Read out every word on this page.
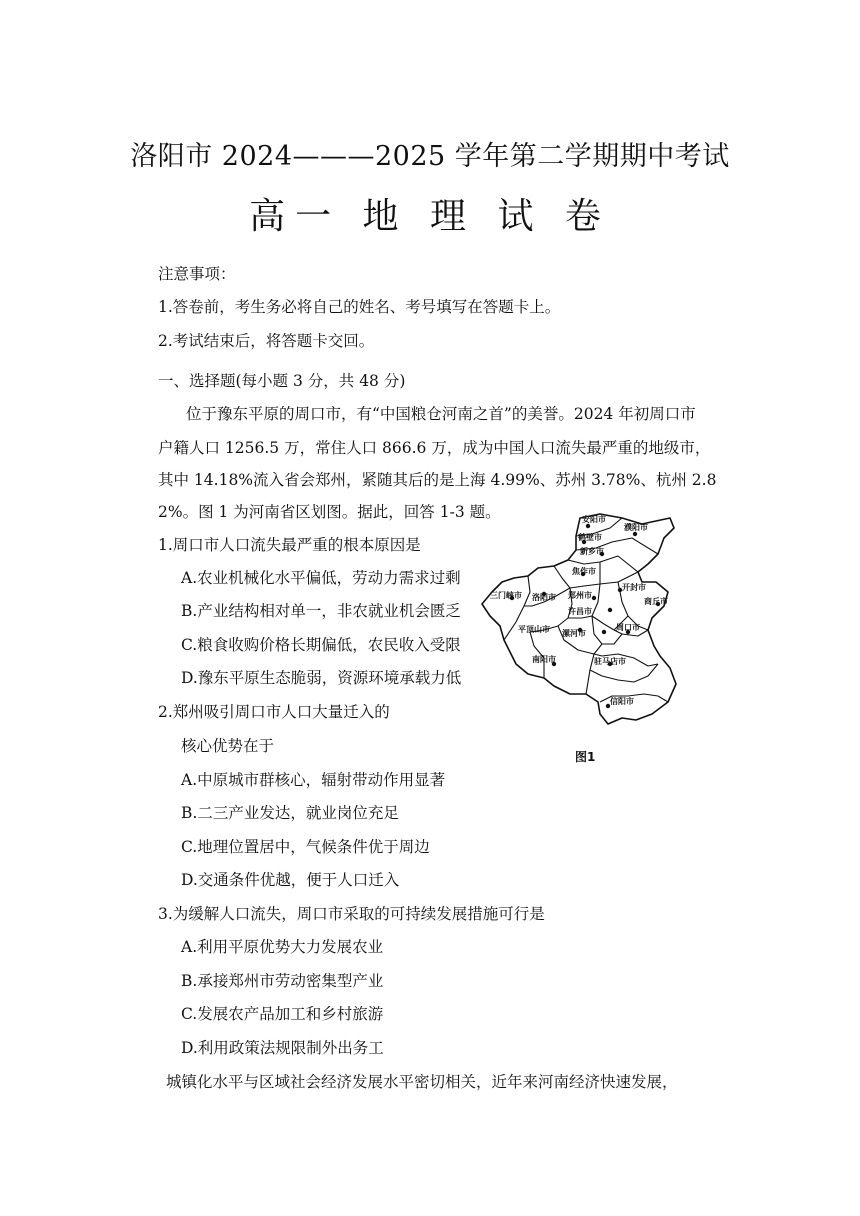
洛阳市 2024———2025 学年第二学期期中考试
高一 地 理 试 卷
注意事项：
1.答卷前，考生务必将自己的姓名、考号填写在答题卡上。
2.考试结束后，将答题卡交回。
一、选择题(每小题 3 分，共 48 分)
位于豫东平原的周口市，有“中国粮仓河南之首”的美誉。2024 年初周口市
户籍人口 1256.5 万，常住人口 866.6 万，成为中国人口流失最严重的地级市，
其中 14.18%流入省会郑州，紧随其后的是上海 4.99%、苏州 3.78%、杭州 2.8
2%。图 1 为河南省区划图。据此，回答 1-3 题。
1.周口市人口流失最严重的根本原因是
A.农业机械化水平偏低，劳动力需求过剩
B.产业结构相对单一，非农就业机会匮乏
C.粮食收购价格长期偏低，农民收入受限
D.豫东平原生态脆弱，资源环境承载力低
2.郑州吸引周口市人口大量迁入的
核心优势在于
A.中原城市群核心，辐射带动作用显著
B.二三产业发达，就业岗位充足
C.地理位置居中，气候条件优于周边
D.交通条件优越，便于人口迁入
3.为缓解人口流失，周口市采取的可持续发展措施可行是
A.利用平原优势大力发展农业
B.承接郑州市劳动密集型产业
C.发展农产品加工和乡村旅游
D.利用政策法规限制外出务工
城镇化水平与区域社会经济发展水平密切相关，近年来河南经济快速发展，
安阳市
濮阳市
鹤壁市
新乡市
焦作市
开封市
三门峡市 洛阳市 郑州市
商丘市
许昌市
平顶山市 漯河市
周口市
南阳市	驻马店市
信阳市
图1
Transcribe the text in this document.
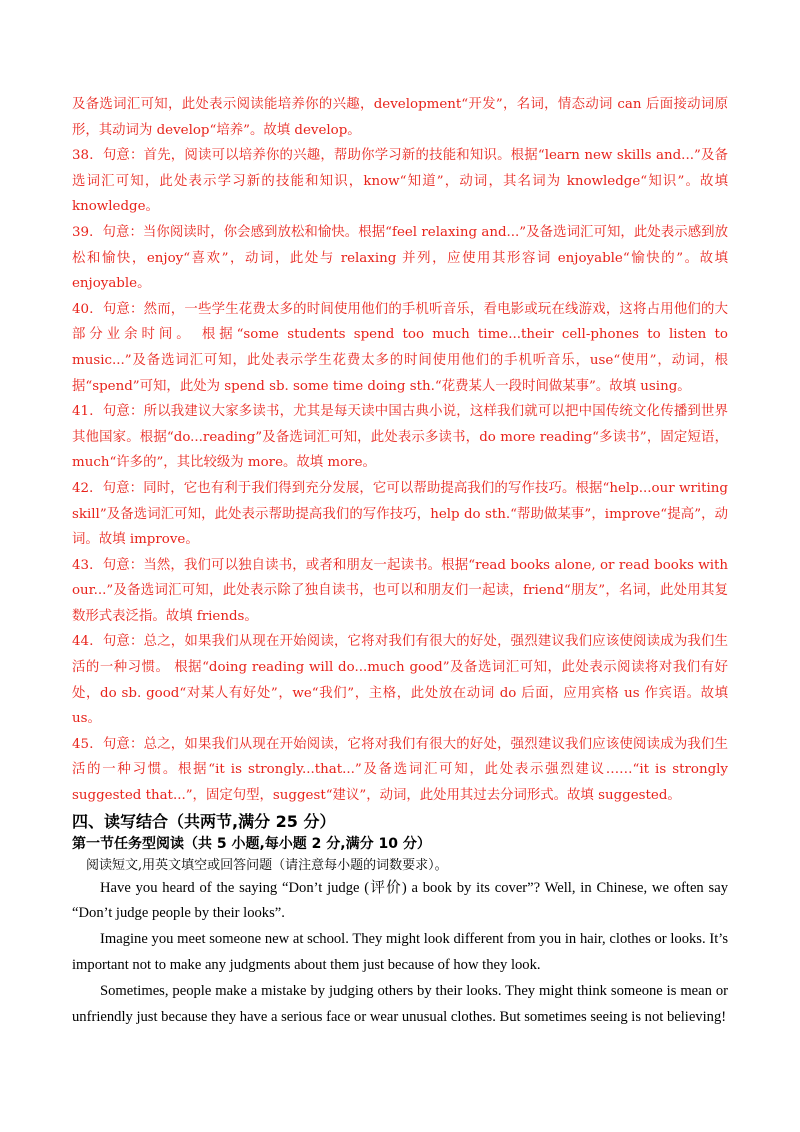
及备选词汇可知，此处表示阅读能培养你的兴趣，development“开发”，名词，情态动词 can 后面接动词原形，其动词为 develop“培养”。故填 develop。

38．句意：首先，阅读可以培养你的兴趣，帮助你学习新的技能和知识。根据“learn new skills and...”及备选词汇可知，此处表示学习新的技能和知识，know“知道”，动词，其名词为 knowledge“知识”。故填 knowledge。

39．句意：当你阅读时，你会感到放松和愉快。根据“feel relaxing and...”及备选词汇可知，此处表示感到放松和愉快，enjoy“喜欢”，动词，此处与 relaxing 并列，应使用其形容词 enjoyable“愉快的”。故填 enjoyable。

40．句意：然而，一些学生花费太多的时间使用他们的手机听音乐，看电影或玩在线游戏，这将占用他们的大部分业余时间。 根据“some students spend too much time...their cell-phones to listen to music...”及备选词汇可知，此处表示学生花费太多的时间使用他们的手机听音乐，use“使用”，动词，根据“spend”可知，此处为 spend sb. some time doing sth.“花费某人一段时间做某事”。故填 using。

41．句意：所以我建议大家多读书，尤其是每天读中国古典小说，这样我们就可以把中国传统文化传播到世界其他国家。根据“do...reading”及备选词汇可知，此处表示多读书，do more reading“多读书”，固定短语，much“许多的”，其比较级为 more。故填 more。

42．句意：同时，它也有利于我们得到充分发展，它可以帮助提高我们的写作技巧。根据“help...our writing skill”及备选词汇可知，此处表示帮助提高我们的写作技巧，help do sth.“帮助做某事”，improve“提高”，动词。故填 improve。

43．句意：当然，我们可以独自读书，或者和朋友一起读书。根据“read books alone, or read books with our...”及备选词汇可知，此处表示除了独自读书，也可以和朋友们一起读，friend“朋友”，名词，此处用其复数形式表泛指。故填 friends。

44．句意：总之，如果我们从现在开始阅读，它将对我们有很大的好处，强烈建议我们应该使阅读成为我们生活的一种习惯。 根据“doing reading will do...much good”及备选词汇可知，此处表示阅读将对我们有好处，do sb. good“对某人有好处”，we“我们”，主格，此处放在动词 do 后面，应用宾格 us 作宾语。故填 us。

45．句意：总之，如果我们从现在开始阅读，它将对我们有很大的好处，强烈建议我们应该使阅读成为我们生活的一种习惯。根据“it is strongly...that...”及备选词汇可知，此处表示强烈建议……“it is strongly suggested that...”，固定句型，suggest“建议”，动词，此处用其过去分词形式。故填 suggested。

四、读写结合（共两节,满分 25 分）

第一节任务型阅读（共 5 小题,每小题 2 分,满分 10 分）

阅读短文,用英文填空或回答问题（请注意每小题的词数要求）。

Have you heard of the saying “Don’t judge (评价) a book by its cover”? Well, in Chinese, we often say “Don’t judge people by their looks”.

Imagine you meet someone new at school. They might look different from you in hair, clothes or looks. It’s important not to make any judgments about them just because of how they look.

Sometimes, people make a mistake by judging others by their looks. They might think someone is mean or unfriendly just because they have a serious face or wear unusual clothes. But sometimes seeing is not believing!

• • •

■ **Prompt**
Check every line of the data above for the string "because", and copy those that have it.

■ **Task response**
Imagine you meet someone new at school. They might look different from you in hair, clothes or looks. It’s important not to make any judgments about them just because of how they look.
Sometimes, people make a mistake by judging others by their looks. They might think someone is mean or unfriendly just because they have a serious face or wear unusual clothes. But sometimes seeing is not believing!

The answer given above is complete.